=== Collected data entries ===
——————

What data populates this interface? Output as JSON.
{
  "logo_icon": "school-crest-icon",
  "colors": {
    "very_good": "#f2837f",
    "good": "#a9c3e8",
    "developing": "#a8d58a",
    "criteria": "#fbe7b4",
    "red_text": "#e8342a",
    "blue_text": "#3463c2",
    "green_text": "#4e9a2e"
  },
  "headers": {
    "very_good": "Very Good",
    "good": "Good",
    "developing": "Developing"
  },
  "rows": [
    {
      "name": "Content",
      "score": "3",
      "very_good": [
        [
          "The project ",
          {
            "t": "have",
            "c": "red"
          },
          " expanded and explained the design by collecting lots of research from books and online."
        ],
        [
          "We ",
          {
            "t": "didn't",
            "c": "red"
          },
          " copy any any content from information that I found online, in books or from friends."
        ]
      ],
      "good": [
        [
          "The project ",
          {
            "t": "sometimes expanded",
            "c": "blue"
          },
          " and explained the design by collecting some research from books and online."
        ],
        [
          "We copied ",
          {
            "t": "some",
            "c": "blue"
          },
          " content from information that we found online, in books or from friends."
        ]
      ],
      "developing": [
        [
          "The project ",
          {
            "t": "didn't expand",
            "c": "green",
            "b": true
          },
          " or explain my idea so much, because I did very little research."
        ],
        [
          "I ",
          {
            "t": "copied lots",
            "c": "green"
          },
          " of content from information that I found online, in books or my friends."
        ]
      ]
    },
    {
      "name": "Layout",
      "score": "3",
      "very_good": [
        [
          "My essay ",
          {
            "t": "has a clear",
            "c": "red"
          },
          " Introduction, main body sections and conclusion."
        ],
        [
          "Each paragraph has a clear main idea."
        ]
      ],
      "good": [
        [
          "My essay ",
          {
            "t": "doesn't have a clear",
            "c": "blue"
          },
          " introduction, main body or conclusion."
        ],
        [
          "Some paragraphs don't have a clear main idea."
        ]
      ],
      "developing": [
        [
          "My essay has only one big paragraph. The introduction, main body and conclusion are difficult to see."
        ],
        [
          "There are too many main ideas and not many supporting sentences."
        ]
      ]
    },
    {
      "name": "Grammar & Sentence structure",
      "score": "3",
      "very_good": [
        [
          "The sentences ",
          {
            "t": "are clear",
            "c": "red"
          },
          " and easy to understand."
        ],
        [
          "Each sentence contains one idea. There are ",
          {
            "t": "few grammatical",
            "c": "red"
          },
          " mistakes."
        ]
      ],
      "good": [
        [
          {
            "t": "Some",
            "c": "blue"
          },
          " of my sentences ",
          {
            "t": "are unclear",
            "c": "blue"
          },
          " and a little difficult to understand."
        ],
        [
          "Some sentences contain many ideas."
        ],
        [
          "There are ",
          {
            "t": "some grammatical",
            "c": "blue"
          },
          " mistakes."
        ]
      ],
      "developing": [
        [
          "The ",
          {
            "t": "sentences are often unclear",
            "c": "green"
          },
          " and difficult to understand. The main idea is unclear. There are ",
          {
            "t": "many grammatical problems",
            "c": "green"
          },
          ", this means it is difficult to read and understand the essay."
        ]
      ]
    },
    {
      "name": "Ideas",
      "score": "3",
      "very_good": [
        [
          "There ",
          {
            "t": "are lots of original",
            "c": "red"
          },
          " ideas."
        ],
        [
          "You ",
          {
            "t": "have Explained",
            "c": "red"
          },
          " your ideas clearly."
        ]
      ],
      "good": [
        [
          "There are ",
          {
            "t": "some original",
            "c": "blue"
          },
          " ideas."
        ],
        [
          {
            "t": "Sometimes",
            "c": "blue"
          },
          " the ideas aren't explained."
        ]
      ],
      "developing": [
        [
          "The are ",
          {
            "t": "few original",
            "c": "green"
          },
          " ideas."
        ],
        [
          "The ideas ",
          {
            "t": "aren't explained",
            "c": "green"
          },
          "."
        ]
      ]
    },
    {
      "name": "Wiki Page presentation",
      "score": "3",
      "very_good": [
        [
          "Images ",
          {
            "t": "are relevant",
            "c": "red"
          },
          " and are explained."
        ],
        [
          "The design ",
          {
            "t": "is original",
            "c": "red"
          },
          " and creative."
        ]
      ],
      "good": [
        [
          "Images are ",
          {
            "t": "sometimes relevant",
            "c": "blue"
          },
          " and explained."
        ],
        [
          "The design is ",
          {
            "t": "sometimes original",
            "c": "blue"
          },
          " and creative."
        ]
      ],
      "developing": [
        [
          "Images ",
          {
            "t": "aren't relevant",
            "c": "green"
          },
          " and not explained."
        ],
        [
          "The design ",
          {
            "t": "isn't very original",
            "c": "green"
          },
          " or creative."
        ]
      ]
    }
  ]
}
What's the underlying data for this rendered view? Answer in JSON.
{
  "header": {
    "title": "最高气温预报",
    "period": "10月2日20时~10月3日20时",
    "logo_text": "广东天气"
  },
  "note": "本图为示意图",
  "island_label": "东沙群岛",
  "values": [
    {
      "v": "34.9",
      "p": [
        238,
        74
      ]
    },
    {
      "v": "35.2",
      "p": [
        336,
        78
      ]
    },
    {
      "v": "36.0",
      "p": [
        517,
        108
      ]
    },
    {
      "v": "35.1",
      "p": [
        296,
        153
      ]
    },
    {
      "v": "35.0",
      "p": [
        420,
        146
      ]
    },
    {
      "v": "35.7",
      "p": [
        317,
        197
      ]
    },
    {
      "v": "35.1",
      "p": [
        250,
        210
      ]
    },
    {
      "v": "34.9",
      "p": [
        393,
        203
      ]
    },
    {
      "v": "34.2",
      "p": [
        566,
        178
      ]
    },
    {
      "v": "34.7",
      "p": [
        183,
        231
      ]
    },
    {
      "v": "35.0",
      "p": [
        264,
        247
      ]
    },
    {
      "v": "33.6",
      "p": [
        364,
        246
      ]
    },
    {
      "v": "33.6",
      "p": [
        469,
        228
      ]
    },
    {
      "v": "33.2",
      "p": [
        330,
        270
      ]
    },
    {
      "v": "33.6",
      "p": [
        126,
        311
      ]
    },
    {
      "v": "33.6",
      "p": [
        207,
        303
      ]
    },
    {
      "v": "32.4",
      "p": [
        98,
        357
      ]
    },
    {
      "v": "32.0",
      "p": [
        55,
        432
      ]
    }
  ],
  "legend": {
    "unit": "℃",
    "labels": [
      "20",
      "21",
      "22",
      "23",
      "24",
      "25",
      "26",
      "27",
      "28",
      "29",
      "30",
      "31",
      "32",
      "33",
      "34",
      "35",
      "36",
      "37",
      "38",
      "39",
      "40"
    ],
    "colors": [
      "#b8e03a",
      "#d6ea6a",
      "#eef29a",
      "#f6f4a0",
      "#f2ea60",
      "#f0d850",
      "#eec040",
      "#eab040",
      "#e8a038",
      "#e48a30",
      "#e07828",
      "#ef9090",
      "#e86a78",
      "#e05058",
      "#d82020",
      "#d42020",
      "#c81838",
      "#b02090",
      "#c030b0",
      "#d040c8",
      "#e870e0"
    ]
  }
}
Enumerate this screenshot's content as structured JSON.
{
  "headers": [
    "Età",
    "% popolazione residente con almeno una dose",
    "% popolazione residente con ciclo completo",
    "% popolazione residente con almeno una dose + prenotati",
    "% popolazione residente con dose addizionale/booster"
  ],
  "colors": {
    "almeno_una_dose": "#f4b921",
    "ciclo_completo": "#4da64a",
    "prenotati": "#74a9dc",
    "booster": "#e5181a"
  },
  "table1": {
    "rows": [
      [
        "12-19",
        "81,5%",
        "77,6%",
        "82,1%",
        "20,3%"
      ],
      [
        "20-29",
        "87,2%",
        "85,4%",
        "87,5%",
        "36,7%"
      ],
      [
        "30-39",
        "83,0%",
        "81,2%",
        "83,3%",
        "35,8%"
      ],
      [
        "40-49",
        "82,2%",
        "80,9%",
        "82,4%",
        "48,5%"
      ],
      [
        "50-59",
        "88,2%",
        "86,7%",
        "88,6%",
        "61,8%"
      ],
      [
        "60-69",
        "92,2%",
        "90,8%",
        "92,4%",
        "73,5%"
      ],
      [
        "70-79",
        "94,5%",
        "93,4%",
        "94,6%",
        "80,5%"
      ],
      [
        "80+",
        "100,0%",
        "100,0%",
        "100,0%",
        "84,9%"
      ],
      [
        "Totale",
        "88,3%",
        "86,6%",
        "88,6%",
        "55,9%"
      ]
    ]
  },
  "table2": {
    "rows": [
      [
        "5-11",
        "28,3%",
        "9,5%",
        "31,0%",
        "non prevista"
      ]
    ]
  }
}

——————

=== WORK REQUIRED ===
Return every line of the preceding records in which the word "residente" appears.

=== ANSWER FOR THE TASK ===
    "% popolazione residente con almeno una dose",
    "% popolazione residente con ciclo completo",
    "% popolazione residente con almeno una dose + prenotati",
    "% popolazione residente con dose addizionale/booster"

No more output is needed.